SELECTED EXTRACT:

{Post not for the fAUeint of heart; may STILL be "too soon".}
I'd have to study it, in terms of a team being the underdog (or at least non-BlueBlood) for such a historic run. The Tigers had reeled off a stunning 11-game win streak late season, SEC tourney, and making the Final Four by beating Big Blue. And the LAST loss the Tigers had suffered, recall, was a 27-point loss AT Rupp.
Which, of course, was a BIG reason why 'what went down' by the zebras in what the basketball gods ordained to be the FOURTH in a historic run over UVA, also a blue blood, such a travesty. And a few weeks ago, I took one for the team and cathartically watched the final minutes, and was reminded that AU team got down 10 points with 5:18 left against a slow it down, defensive team. Came storming back on the unconscious 3-point storm Bryce Brown unleashed, taking the 2-point lead with 1:31 left, and then a seemingly dagger lead with Anfernee's TWO foul shots he drained ("Do it for Chuma; do it for Chuma") with 12 seconds left.
Sometimes, the greatest March Madness teams (or at least the "hottest" at tourney time) are sneaky hidden, because of circumstances like I've described, and there is only our memories and that of sports writers and analysts to keep that point of view alive through the years, while of course being respectful of the formally awarded champion.
But it damn sure means something to lay waste, in order, to Rock Chalk, Jayhawk, and Big Blue (in overtime). Real basketball people know who should have been cutting down the nets, the honest ones anyway.
E5
Kansas' largest-ever halftime deficit in the NCAAT was 15 (Nova last year), per the broadcast. Auburn is beating Kansas by TWENTY-SIX. Considering Kansas has played 155 tournament games, this is no small feat. Things will only get tougher for Auburn, which could face North Carolina in the next round if the No. 1 seed gets by No. 9 Washington on Sunday. (hahaha)
KANSAS CITY, Mo. — This is what it looks and sounds like when you can keep dreaming the sweetest dream and dance toward history, when you leave No. 1 North Carolina devastated and send the Tar Heels home.
Because here came a euphoric Bryce Brown, sprinting through the tunnel that led from the Sprint Center court, floating on cloud nine and screaming loud enough for everyone up in Auburn hoop heaven to hear:
“Let’s gooo! Let’s goooo!”
Brown roared as he kept sprinting to a locker room they could have renamed Exhilaration U.
They played with no fear.
They played to win.
They were the hungrier team, the tougher team.
They were unrelenting on the boards against a team that had dominated Iona and Washington.
They believed this was their time.
And it sure was.
North Carolina has been to 20 Final Fours.
Auburn has not been to one.
And now the No. 5-seeded Tigers, the stunning 97-80 winner over No. 1 seed North Carolina, will get their crack at history in Sunday’s Midwest Regional Elite Eight game against Kentucky.

DATA SUPPLIED:

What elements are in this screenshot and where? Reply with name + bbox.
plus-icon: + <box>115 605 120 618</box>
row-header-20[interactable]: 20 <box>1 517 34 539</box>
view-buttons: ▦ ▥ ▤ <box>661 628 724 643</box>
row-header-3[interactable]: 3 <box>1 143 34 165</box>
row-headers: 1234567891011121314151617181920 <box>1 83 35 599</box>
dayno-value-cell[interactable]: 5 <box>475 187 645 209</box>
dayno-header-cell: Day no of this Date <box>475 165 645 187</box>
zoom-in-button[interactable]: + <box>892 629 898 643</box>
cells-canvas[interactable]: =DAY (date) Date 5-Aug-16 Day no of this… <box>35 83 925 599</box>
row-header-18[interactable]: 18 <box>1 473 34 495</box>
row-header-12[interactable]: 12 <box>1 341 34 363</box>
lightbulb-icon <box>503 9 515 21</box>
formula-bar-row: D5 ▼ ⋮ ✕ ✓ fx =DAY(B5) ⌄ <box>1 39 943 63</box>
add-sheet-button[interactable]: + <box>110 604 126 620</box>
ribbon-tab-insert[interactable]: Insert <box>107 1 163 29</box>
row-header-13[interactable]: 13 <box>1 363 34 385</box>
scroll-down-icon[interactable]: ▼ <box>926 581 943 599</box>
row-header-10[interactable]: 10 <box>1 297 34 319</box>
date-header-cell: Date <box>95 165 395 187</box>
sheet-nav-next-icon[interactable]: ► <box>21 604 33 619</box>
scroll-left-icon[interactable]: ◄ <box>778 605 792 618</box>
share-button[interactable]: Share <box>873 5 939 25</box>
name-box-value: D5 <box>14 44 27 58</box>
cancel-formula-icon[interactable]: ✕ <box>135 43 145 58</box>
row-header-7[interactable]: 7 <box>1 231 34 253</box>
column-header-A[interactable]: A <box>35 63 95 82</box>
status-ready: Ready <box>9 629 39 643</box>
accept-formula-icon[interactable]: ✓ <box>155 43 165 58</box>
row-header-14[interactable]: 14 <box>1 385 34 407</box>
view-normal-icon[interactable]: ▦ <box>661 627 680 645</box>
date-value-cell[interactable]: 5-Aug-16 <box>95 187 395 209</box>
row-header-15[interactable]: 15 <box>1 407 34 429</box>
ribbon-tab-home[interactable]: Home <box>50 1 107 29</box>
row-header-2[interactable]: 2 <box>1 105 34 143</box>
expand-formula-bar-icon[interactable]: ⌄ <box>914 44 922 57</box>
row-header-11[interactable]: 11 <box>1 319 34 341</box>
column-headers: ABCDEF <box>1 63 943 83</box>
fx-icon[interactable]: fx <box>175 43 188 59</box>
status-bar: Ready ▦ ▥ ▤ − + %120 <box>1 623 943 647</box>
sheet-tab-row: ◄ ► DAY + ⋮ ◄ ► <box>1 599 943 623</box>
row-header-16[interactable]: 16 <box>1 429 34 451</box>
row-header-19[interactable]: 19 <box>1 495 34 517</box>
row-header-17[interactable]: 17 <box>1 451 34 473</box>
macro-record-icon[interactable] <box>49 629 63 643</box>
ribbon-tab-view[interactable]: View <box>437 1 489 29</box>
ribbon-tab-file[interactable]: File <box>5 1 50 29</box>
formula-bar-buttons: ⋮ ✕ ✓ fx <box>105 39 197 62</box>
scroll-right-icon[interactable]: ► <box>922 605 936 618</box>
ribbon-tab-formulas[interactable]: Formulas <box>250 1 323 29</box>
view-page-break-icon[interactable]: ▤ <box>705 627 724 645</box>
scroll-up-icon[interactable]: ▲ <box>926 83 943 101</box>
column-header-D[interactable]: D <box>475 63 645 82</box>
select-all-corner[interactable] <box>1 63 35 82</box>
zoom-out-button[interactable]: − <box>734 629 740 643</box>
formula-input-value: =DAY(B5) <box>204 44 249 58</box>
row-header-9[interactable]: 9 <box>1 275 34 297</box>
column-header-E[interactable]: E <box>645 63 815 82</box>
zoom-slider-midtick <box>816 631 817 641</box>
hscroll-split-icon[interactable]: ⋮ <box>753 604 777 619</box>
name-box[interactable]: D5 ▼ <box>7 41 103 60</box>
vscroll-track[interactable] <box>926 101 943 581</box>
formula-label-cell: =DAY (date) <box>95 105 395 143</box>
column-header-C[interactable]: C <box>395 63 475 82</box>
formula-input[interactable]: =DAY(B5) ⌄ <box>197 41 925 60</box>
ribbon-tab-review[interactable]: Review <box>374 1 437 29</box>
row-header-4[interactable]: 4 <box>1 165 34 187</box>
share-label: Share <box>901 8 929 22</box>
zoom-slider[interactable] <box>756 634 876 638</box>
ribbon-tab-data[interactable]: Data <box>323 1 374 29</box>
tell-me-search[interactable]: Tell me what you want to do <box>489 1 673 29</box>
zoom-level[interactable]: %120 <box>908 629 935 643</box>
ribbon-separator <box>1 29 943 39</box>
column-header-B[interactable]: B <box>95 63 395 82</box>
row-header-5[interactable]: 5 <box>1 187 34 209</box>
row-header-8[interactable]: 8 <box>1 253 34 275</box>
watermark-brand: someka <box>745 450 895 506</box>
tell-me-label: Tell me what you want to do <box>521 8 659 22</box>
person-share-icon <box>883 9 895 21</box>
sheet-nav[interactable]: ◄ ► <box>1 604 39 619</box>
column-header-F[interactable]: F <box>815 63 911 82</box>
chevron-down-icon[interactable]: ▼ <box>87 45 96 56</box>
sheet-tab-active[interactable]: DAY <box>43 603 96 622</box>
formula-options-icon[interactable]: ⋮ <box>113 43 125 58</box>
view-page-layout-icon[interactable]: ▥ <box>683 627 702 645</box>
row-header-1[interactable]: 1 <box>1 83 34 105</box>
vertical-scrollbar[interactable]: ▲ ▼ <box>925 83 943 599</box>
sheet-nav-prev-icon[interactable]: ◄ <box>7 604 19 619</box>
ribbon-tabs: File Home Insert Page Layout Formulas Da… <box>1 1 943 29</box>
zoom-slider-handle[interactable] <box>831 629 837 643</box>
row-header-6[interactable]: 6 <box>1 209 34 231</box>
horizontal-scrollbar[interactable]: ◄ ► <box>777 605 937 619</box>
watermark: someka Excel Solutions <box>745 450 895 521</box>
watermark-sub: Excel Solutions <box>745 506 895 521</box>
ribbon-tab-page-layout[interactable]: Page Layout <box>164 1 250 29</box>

COMPLETE THE FOLLOWING:
A. In the Auburn basketball post, what was the final score of Auburn's win over North Carolina?
B. Using the Auburn basketball post, explain why Auburn's twenty-six-point halftime lead over Kansas counts as no small feat.

RESPONSES IN ORDER:
A. Auburn beat North Carolina 97-80.

B. According to the broadcast, Kansas's largest halftime deficit ever in the NCAA tournament had been 15 points. Kansas has played 155 tournament games, so a 26-point deficit far exceeded anything in that long record.